世界自然遺産登録向け4・3億円 県21年度予算案

2021年02月13日

社会・経済 

 県は12日、2021年度当初予算案を発表した。奄美関係では、新型コロナウイルスの影響で昨年延期された世界自然遺産登録に向けた取り組みに4億3517万円を計上した。延期によって生じた繰り越し(4532万円)と3月補正(1億5398万円、奄美パーク改修事業)の各予算を含めた総額は6億3448万円。仕切り直しとなる今年夏の登録に向けた取り組みとその後の保全・管理に向けて必要な事業を推進する。予算案は22日開会の県議会3月定例会に提案する。

 

 自然遺産登録関係は、大きく分けて①自然環境の保全と利用の両立②登録に向けた機運醸成への取り組み―の2項目。

 

 保全と利用の両立では▽「奄美自然観察の森」再整備の支援▽ICT(情報通信技術)を活用した希少種の密猟・盗掘対策の実施▽奄美群島交流需要喚起対策▽二つの世界自然遺産(屋久島・奄美)周遊促進▽「奄美・沖縄」周遊ルートの造成―などに加え、3月補正に奄美パーク改修事業を盛り込んだ。

 

 奄美自然観察の森(龍郷町)は、5カ年事業で進めてきたリニューアル工事を21年度中に完了する予定。希少種の密猟・盗掘対策では、21年度も引き続き希少野生動植物の画像データを収集し、画像を認識する人工知能(AI)などを活用して不法な持ち出しなどへの迅速な対応を目指す。新規で生態系を保全するための外来生物(ノヤギ)生息調査費も組み込んだ。

 

 登録に向けた機運醸成関係では、昨年延期となった遺産登録の可否が決まる世界遺産委員会(中国・福建省で開催予定)のパブリックビューイングと、世界自然遺産登録記念式典(奄美大島、徳之島)を繰り越し予算で実施。世界自然遺産登録シンポジウム(鹿児島市、奄美大島、徳之島)の開催費も組み込んだ。

 

 奄美群島振興交付金を活用した事業も継続する。群島の住民や出身学生らを対象にコスト負担を減らす航路・航空運賃軽減事業に総額10億9727万円。本土と比べ割高な輸送費の一部を助成する農林水産物等輸送コスト支援事業に6億9457万円をそれぞれ盛り込んだ。地域の裁量に基づく産業振興の取り組みを支援する成長戦略交付金推進交付金には8億1792万円を計上した。

 

 離島・へき地におけるICT(情報通信技術)を活用した離島遠隔医療推進事業は新規。現場での支援ニーズ(遠隔健康医療相談、オンライン服薬指導など)の把握や、関係機関とのネットワークの構築など実用化に向けた調査研究を始める。

 道路整備では国道58号おがみ山バイパス(BP)事業(奄美市)の再開に向け、昨年度に続き家屋の移転補償費の算定作業と用地買収を進める。

 

 空港整備では奄美空港と徳之島空港の滑走路端安全区域の拡張工事を継続。喜界空港では滑走路の舗装工事に加えて電源施設の工事に着手する。港湾整備では亀徳、湾、和泊の各港の沖防波堤整備を引き続き進める。

 

 新型コロナの水際対策として離島の港湾・空港で実施しているサーモグラフィーによる検温も継続する。

### 元データ
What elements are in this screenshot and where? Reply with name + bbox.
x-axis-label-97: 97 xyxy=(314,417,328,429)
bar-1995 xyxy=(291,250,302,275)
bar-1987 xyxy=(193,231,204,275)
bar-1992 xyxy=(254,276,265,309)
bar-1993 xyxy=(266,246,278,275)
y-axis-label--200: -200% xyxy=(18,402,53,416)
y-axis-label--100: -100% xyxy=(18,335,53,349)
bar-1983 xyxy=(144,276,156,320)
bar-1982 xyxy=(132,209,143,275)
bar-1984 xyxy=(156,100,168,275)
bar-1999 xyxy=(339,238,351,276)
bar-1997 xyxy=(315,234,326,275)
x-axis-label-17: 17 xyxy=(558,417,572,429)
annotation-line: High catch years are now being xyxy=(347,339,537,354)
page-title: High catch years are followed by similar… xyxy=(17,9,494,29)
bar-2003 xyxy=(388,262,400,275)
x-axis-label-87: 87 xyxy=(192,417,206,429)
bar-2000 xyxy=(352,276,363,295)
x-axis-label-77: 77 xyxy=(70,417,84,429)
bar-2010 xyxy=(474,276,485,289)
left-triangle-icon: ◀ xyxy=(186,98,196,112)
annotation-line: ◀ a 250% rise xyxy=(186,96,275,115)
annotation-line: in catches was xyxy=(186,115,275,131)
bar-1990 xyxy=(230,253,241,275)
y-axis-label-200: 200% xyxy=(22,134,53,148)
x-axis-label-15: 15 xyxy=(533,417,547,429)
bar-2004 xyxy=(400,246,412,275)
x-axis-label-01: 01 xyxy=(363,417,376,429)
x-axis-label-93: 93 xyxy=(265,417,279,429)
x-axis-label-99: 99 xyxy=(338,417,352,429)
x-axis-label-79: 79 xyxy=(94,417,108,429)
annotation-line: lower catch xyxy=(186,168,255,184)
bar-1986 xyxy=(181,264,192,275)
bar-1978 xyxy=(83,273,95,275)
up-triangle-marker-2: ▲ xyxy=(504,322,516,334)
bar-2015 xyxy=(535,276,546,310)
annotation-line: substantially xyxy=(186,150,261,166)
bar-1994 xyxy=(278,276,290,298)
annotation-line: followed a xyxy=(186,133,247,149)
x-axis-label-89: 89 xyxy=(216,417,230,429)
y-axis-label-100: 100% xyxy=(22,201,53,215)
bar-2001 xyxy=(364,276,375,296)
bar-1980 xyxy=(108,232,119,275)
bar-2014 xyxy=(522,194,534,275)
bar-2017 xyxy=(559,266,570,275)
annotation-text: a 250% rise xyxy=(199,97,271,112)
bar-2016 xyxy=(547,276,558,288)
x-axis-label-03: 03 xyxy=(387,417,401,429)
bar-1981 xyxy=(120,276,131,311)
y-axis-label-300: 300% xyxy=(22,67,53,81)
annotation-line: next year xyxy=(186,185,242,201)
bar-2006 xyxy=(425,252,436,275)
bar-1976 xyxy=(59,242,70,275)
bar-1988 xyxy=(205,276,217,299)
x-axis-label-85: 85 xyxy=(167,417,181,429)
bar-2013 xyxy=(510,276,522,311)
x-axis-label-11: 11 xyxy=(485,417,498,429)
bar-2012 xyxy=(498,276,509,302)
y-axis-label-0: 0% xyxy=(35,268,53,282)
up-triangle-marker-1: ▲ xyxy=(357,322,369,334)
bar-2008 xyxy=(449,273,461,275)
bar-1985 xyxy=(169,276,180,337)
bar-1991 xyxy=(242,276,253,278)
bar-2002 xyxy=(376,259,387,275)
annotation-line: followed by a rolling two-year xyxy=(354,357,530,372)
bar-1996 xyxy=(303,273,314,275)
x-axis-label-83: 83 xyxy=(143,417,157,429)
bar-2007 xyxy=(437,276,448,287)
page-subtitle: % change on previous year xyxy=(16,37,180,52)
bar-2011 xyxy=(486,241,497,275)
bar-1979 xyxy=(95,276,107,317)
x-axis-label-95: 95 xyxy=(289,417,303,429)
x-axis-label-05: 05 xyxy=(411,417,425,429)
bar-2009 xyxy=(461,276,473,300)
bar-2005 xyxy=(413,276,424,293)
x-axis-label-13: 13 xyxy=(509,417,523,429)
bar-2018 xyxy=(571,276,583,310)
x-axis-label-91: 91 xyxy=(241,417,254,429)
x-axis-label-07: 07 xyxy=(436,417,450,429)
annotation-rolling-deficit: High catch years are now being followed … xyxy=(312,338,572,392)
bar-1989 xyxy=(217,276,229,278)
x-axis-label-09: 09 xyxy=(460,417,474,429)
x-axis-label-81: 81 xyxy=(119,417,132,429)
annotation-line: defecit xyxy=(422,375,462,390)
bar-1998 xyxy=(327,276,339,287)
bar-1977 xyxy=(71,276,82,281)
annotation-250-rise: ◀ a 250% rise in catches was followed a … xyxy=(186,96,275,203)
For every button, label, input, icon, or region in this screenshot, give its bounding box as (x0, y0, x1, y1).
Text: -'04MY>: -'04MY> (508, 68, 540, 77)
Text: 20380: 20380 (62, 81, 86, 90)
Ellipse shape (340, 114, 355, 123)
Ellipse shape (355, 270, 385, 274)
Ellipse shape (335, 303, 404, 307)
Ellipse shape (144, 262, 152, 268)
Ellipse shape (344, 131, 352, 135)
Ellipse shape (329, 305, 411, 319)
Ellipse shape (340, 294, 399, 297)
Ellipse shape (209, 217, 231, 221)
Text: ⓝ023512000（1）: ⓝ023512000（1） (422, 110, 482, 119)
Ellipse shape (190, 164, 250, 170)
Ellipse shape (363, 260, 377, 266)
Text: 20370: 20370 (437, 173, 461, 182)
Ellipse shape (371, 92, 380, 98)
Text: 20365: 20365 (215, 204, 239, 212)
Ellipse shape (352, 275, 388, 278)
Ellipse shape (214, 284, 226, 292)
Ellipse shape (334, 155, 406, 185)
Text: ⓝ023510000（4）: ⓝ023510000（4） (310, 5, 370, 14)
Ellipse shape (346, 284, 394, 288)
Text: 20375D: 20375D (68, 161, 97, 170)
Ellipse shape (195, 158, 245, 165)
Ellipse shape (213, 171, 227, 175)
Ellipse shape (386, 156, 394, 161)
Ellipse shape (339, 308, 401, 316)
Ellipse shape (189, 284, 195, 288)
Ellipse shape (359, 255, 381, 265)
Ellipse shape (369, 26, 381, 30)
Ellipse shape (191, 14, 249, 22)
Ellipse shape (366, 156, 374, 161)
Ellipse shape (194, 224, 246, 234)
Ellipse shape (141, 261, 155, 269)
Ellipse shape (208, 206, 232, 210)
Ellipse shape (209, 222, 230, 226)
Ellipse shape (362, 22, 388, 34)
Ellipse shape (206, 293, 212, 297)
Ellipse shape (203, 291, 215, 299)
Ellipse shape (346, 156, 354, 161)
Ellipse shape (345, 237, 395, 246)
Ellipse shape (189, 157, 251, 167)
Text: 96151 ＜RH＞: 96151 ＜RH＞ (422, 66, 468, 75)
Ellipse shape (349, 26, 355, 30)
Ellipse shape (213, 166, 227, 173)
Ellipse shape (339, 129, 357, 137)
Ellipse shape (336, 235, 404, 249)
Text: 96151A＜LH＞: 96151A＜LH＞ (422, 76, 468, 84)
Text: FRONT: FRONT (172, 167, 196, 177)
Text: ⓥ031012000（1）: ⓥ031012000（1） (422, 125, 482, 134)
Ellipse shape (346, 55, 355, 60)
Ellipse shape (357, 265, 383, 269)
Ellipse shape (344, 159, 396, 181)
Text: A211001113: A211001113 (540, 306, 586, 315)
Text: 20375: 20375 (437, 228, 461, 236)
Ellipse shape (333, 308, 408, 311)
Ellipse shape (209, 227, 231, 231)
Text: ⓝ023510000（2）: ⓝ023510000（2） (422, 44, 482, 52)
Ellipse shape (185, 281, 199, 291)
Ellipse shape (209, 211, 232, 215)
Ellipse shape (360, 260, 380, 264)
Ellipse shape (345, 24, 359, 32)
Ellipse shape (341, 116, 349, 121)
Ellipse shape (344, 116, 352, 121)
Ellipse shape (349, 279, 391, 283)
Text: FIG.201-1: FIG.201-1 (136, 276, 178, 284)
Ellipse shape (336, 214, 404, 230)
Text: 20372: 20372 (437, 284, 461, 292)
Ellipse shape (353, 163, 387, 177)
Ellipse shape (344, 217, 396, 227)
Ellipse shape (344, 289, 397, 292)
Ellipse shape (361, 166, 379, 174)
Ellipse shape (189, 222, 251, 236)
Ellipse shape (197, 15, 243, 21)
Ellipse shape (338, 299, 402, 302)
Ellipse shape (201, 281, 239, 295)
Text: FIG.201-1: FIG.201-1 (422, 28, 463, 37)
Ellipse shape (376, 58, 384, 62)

### 設問
**1.** 本文の内容を二文で要約してください。
**2.** 本文のうち、「登録に向けた機運醸成関係では」という語句を含む部分で始まり「化に向けた調査研究を始める。」で終わる箇所を、一字も変えずに書き写してください。

### 解答一覧
**1.** 県は12日に2021年度当初予算案を発表し、奄美関係では、新型コロナウイルスの影響で昨年延期された世界自然遺産登録に向けた取り組みに4億3517万円を計上した。繰り越しと3月補正を含めた総額は6億3448万円で、自然環境の保全と利用の両立や登録への機運醸成の事業に加え、奄美群島振興交付金を活用した事業の継続、離島遠隔医療推進事業、道路・空港・港湾の整備なども盛り込まれた。

**2.**
登録に向けた機運醸成関係では、昨年延期となった遺産登録の可否が決まる世界遺産委員会(中国・福建省で開催予定)のパブリックビューイングと、世界自然遺産登録記念式典(奄美大島、徳之島)を繰り越し予算で実施。世界自然遺産登録シンポジウム(鹿児島市、奄美大島、徳之島)の開催費も組み込んだ。

 

 奄美群島振興交付金を活用した事業も継続する。群島の住民や出身学生らを対象にコスト負担を減らす航路・航空運賃軽減事業に総額10億9727万円。本土と比べ割高な輸送費の一部を助成する農林水産物等輸送コスト支援事業に6億9457万円をそれぞれ盛り込んだ。地域の裁量に基づく産業振興の取り組みを支援する成長戦略交付金推進交付金には8億1792万円を計上した。

 

 離島・へき地におけるICT(情報通信技術)を活用した離島遠隔医療推進事業は新規。現場での支援ニーズ(遠隔健康医療相談、オンライン服薬指導など)の把握や、関係機関とのネットワークの構築など実用化に向けた調査研究を始める。